_Task statement_: Please pull out every line that includes the string "生长效应不同".

_Records that describe figures_:
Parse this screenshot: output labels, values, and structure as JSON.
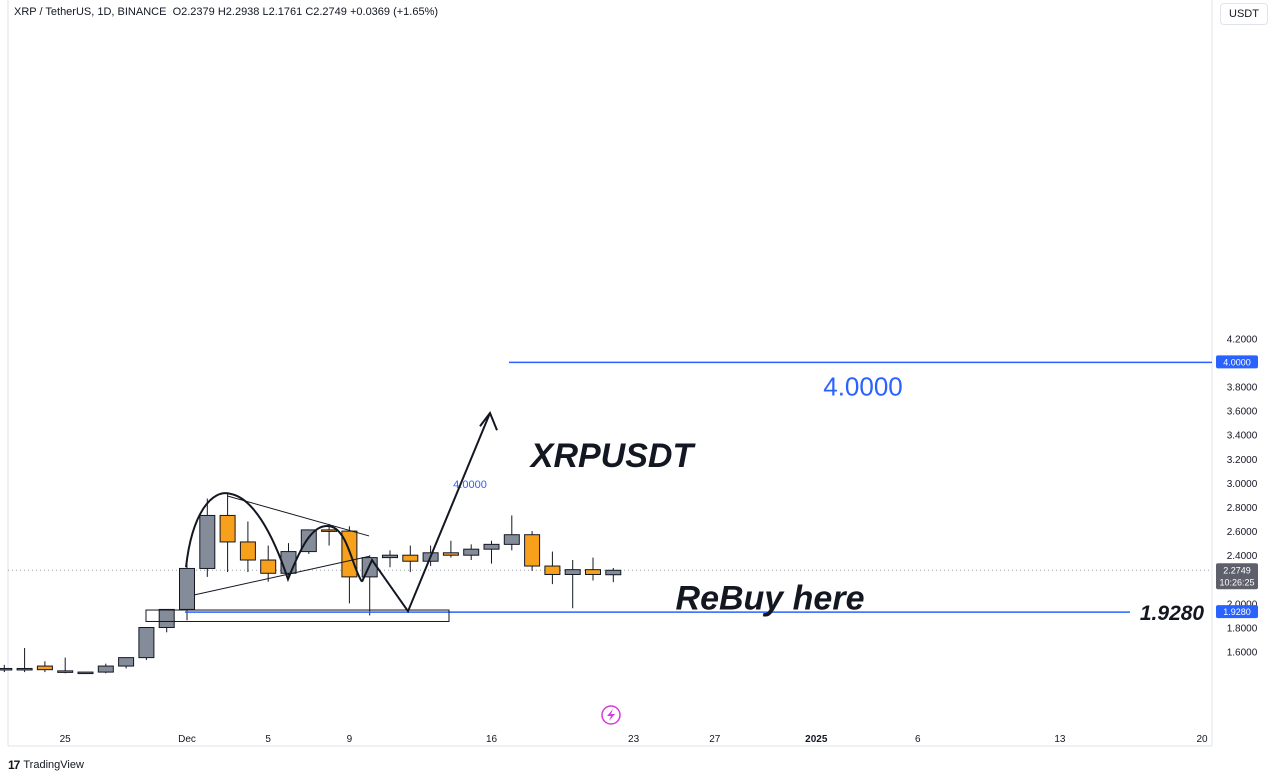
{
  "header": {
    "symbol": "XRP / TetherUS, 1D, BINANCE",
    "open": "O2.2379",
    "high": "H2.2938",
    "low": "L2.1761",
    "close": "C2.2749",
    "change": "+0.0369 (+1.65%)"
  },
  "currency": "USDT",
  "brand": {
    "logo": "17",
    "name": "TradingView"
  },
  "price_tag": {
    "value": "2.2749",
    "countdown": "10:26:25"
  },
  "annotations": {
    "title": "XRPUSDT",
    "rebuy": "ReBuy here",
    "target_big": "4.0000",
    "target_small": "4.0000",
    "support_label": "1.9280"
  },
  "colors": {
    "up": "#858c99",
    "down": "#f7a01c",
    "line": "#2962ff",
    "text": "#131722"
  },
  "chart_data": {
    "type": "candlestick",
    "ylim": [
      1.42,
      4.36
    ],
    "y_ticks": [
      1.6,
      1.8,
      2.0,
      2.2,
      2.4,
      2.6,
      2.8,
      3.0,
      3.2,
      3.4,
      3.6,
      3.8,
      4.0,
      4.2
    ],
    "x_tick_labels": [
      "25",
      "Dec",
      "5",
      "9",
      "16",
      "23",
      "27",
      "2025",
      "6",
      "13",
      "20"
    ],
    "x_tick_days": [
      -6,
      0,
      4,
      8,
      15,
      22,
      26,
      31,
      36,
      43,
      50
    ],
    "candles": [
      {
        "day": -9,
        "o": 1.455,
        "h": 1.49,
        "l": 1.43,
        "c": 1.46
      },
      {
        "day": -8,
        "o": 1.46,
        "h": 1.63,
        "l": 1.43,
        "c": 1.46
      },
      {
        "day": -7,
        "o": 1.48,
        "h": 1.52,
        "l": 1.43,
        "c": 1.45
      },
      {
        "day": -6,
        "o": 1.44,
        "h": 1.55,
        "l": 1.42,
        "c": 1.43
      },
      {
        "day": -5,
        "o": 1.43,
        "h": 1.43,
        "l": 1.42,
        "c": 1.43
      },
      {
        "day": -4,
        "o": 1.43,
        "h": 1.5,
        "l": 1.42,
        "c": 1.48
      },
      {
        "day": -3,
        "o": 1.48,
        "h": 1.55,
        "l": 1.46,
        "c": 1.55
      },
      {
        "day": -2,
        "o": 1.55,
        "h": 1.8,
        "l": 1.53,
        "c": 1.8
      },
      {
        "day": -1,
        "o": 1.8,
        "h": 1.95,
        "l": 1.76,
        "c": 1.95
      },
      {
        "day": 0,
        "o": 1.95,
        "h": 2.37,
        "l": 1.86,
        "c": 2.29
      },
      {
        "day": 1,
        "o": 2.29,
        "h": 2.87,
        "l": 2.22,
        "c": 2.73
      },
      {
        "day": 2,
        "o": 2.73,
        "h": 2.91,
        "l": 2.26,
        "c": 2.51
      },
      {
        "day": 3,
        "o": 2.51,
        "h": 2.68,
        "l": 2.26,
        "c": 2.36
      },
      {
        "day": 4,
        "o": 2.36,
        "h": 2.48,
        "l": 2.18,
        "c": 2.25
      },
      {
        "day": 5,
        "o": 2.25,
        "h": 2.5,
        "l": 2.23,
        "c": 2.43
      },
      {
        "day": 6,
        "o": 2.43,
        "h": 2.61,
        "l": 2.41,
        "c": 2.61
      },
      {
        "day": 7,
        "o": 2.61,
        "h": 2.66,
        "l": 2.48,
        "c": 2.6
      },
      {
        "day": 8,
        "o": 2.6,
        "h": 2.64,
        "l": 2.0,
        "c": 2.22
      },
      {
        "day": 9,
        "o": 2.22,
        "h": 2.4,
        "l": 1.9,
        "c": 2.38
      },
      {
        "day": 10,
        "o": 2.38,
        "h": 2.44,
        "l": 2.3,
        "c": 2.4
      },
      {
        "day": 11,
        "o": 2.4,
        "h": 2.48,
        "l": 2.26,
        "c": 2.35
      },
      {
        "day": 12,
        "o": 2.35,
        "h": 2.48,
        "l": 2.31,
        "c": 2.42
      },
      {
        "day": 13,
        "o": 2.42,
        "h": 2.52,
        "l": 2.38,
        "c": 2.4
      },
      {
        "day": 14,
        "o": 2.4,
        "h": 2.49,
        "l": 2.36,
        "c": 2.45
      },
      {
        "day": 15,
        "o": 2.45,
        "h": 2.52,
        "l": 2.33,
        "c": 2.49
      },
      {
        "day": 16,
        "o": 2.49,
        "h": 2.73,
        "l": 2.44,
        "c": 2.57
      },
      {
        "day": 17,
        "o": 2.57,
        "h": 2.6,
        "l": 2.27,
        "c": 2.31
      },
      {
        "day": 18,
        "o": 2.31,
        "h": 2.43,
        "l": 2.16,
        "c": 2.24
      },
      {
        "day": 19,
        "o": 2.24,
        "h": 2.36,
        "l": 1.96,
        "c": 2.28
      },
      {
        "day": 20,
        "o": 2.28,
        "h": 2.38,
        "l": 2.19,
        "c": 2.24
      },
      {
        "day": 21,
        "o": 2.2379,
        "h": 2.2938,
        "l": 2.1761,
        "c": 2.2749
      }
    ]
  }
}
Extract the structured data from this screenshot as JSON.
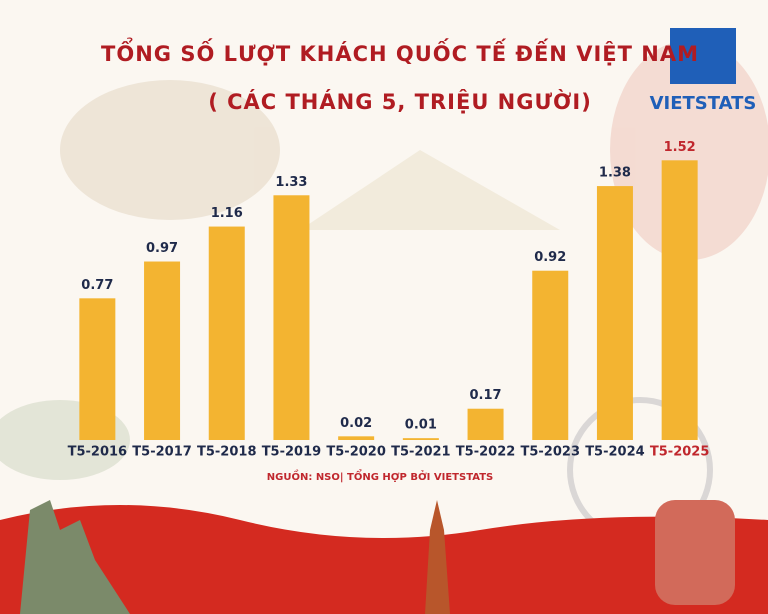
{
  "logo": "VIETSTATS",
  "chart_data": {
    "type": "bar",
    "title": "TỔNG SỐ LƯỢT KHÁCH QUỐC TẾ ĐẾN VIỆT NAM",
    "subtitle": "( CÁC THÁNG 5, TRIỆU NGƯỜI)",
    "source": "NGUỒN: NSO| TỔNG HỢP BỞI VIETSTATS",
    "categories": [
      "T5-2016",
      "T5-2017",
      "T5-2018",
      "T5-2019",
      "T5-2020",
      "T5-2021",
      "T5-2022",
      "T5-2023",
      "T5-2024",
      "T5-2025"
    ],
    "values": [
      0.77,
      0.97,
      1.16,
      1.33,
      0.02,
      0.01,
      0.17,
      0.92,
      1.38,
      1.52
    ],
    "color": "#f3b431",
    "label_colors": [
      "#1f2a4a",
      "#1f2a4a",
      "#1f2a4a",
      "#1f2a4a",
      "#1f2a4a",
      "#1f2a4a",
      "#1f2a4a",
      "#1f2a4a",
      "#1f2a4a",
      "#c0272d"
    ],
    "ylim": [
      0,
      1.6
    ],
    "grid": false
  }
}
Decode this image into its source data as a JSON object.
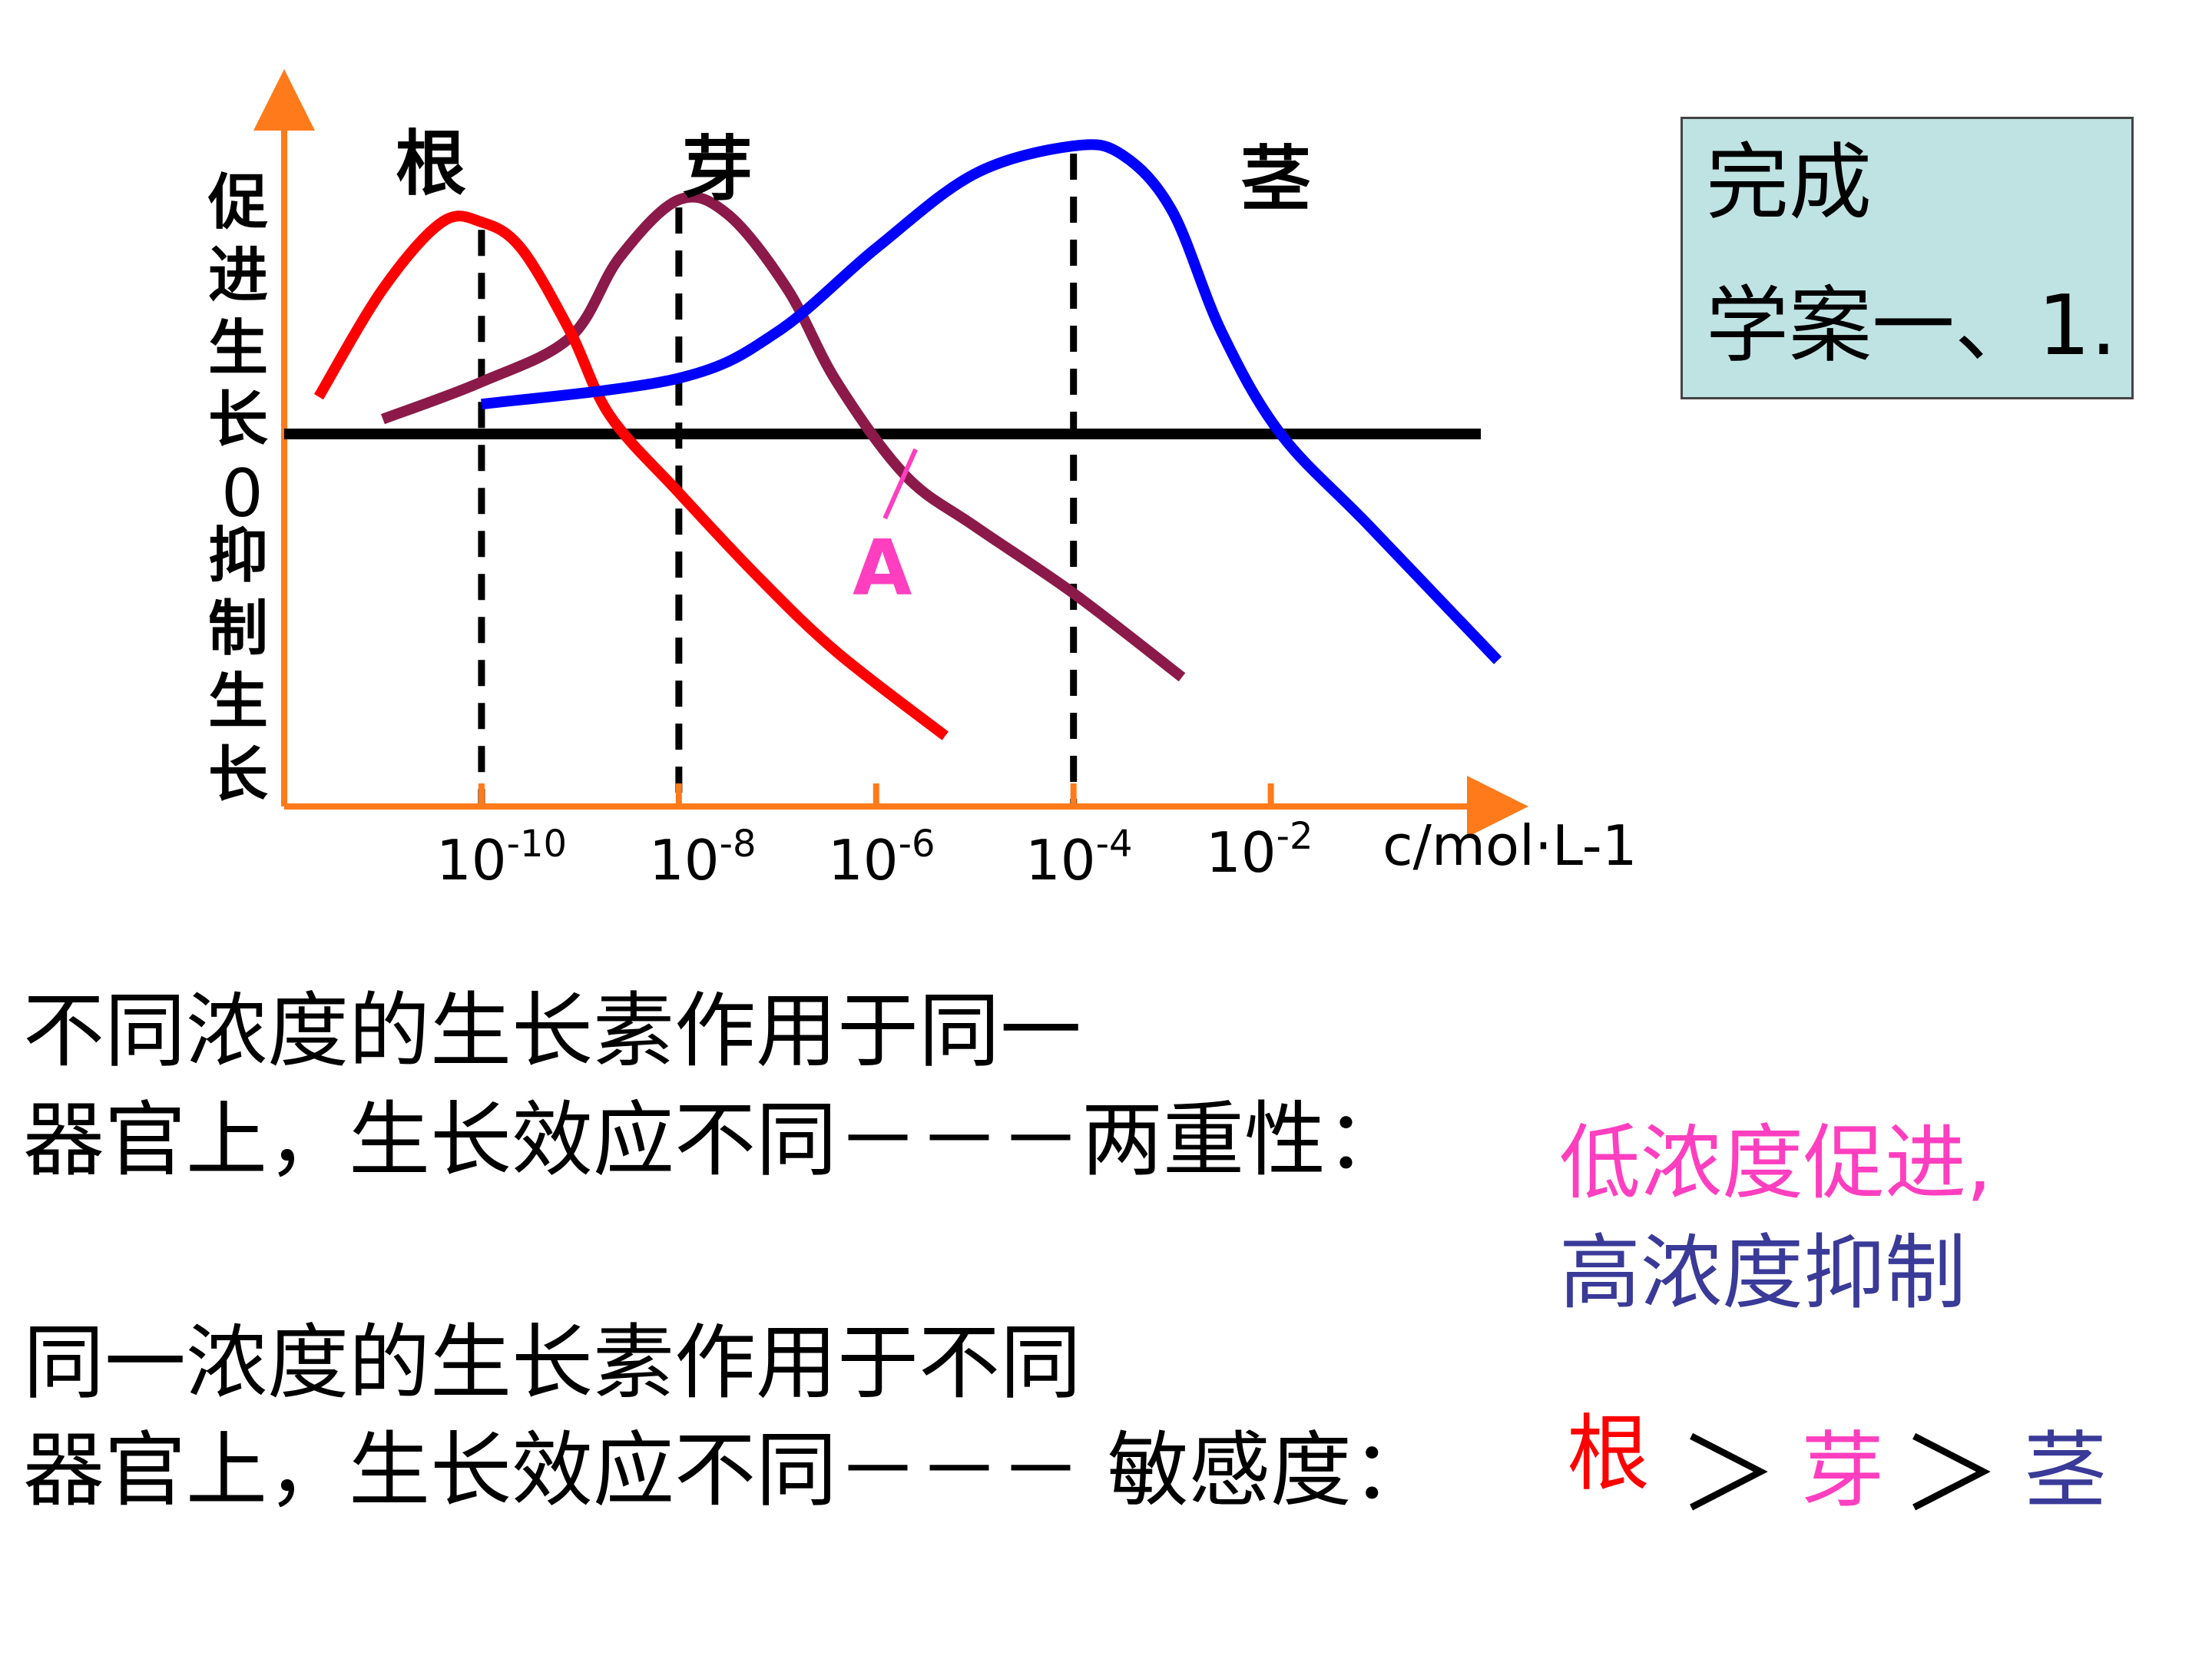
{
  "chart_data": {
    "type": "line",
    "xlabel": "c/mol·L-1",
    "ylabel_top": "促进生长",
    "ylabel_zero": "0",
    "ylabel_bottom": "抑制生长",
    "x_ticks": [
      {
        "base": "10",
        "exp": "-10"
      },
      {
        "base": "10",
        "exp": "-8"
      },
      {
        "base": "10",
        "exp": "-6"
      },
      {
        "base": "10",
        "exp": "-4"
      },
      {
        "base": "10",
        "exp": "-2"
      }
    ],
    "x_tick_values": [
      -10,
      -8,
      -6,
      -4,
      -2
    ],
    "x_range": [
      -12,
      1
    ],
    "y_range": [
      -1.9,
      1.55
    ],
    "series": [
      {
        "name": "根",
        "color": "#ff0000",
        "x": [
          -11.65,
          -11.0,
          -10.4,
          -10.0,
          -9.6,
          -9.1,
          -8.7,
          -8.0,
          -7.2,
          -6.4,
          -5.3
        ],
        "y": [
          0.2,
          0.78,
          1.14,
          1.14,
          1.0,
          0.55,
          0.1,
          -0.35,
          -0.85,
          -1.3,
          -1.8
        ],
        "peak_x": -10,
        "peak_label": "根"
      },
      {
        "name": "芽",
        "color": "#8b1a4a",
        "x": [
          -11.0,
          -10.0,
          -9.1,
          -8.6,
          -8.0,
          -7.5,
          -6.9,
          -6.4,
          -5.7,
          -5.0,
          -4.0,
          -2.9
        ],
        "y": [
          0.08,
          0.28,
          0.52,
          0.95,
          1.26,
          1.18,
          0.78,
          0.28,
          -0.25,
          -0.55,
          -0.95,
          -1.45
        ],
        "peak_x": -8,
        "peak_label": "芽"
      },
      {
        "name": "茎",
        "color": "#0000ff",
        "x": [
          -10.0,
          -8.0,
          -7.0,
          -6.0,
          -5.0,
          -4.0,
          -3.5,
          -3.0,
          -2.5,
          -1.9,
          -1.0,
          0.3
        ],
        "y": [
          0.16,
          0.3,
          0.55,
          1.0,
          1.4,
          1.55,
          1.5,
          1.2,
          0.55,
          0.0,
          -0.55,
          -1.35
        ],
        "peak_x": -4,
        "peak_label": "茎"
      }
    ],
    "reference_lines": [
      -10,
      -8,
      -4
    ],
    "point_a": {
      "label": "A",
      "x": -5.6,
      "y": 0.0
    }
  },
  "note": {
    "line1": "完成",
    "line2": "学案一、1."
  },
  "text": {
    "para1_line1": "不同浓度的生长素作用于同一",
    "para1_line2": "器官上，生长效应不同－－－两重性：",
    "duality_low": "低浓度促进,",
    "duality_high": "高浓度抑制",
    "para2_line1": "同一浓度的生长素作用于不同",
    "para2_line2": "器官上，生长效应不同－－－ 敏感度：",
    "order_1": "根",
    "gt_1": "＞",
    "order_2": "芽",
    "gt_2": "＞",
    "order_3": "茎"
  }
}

_Solution_:
    "para1_line2": "器官上，生长效应不同－－－两重性：",
    "para2_line2": "器官上，生长效应不同－－－ 敏感度：",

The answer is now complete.